__Stated problem__. Give the listing again character for character, but drop the images.

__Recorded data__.
— begin —

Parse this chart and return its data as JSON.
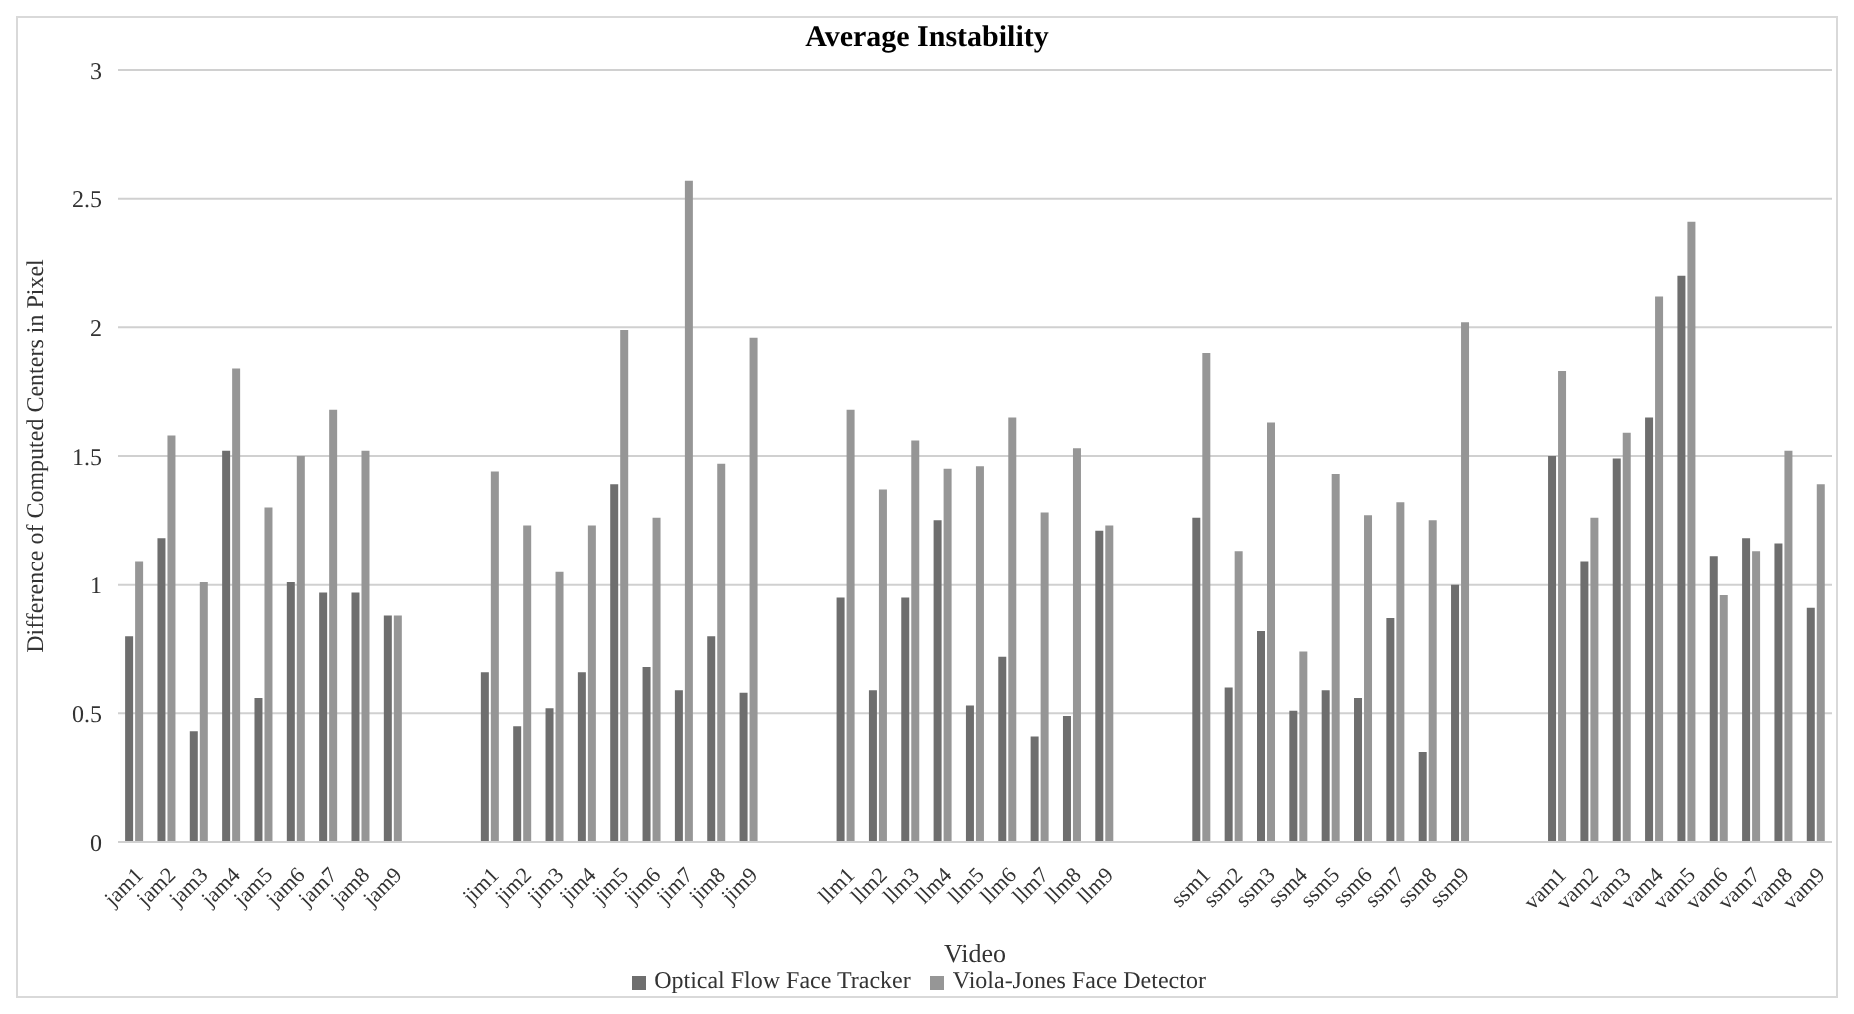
{
  "chart_data": {
    "type": "bar",
    "title": "Average Instability",
    "xlabel": "Video",
    "ylabel": "Difference of Computed Centers in Pixel",
    "categories": [
      "jam1",
      "jam2",
      "jam3",
      "jam4",
      "jam5",
      "jam6",
      "jam7",
      "jam8",
      "jam9",
      null,
      null,
      "jim1",
      "jim2",
      "jim3",
      "jim4",
      "jim5",
      "jim6",
      "jim7",
      "jim8",
      "jim9",
      null,
      null,
      "llm1",
      "llm2",
      "llm3",
      "llm4",
      "llm5",
      "llm6",
      "llm7",
      "llm8",
      "llm9",
      null,
      null,
      "ssm1",
      "ssm2",
      "ssm3",
      "ssm4",
      "ssm5",
      "ssm6",
      "ssm7",
      "ssm8",
      "ssm9",
      null,
      null,
      "vam1",
      "vam2",
      "vam3",
      "vam4",
      "vam5",
      "vam6",
      "vam7",
      "vam8",
      "vam9"
    ],
    "series": [
      {
        "name": "Optical Flow Face Tracker",
        "color": "#6e6e6e",
        "values": [
          0.8,
          1.18,
          0.43,
          1.52,
          0.56,
          1.01,
          0.97,
          0.97,
          0.88,
          null,
          null,
          0.66,
          0.45,
          0.52,
          0.66,
          1.39,
          0.68,
          0.59,
          0.8,
          0.58,
          null,
          null,
          0.95,
          0.59,
          0.95,
          1.25,
          0.53,
          0.72,
          0.41,
          0.49,
          1.21,
          null,
          null,
          1.26,
          0.6,
          0.82,
          0.51,
          0.59,
          0.56,
          0.87,
          0.35,
          1.0,
          null,
          null,
          1.5,
          1.09,
          1.49,
          1.65,
          2.2,
          1.11,
          1.18,
          1.16,
          0.91
        ]
      },
      {
        "name": "Viola-Jones Face Detector",
        "color": "#969696",
        "values": [
          1.09,
          1.58,
          1.01,
          1.84,
          1.3,
          1.5,
          1.68,
          1.52,
          0.88,
          null,
          null,
          1.44,
          1.23,
          1.05,
          1.23,
          1.99,
          1.26,
          2.57,
          1.47,
          1.96,
          null,
          null,
          1.68,
          1.37,
          1.56,
          1.45,
          1.46,
          1.65,
          1.28,
          1.53,
          1.23,
          null,
          null,
          1.9,
          1.13,
          1.63,
          0.74,
          1.43,
          1.27,
          1.32,
          1.25,
          2.02,
          null,
          null,
          1.83,
          1.26,
          1.59,
          2.12,
          2.41,
          0.96,
          1.13,
          1.52,
          1.39
        ]
      }
    ],
    "ylim": [
      0,
      3
    ],
    "yticks": [
      0,
      0.5,
      1,
      1.5,
      2,
      2.5,
      3
    ],
    "grid": "y",
    "legend": "bottom"
  }
}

— end —

__Result below__.
Parse this chart and return its data as JSON.
{
  "chart_data": {
    "type": "bar",
    "title": "Average Instability",
    "xlabel": "Video",
    "ylabel": "Difference of Computed Centers in Pixel",
    "categories": [
      "jam1",
      "jam2",
      "jam3",
      "jam4",
      "jam5",
      "jam6",
      "jam7",
      "jam8",
      "jam9",
      null,
      null,
      "jim1",
      "jim2",
      "jim3",
      "jim4",
      "jim5",
      "jim6",
      "jim7",
      "jim8",
      "jim9",
      null,
      null,
      "llm1",
      "llm2",
      "llm3",
      "llm4",
      "llm5",
      "llm6",
      "llm7",
      "llm8",
      "llm9",
      null,
      null,
      "ssm1",
      "ssm2",
      "ssm3",
      "ssm4",
      "ssm5",
      "ssm6",
      "ssm7",
      "ssm8",
      "ssm9",
      null,
      null,
      "vam1",
      "vam2",
      "vam3",
      "vam4",
      "vam5",
      "vam6",
      "vam7",
      "vam8",
      "vam9"
    ],
    "series": [
      {
        "name": "Optical Flow Face Tracker",
        "color": "#6e6e6e",
        "values": [
          0.8,
          1.18,
          0.43,
          1.52,
          0.56,
          1.01,
          0.97,
          0.97,
          0.88,
          null,
          null,
          0.66,
          0.45,
          0.52,
          0.66,
          1.39,
          0.68,
          0.59,
          0.8,
          0.58,
          null,
          null,
          0.95,
          0.59,
          0.95,
          1.25,
          0.53,
          0.72,
          0.41,
          0.49,
          1.21,
          null,
          null,
          1.26,
          0.6,
          0.82,
          0.51,
          0.59,
          0.56,
          0.87,
          0.35,
          1.0,
          null,
          null,
          1.5,
          1.09,
          1.49,
          1.65,
          2.2,
          1.11,
          1.18,
          1.16,
          0.91
        ]
      },
      {
        "name": "Viola-Jones Face Detector",
        "color": "#969696",
        "values": [
          1.09,
          1.58,
          1.01,
          1.84,
          1.3,
          1.5,
          1.68,
          1.52,
          0.88,
          null,
          null,
          1.44,
          1.23,
          1.05,
          1.23,
          1.99,
          1.26,
          2.57,
          1.47,
          1.96,
          null,
          null,
          1.68,
          1.37,
          1.56,
          1.45,
          1.46,
          1.65,
          1.28,
          1.53,
          1.23,
          null,
          null,
          1.9,
          1.13,
          1.63,
          0.74,
          1.43,
          1.27,
          1.32,
          1.25,
          2.02,
          null,
          null,
          1.83,
          1.26,
          1.59,
          2.12,
          2.41,
          0.96,
          1.13,
          1.52,
          1.39
        ]
      }
    ],
    "ylim": [
      0,
      3
    ],
    "yticks": [
      0,
      0.5,
      1,
      1.5,
      2,
      2.5,
      3
    ],
    "grid": "y",
    "legend": "bottom"
  }
}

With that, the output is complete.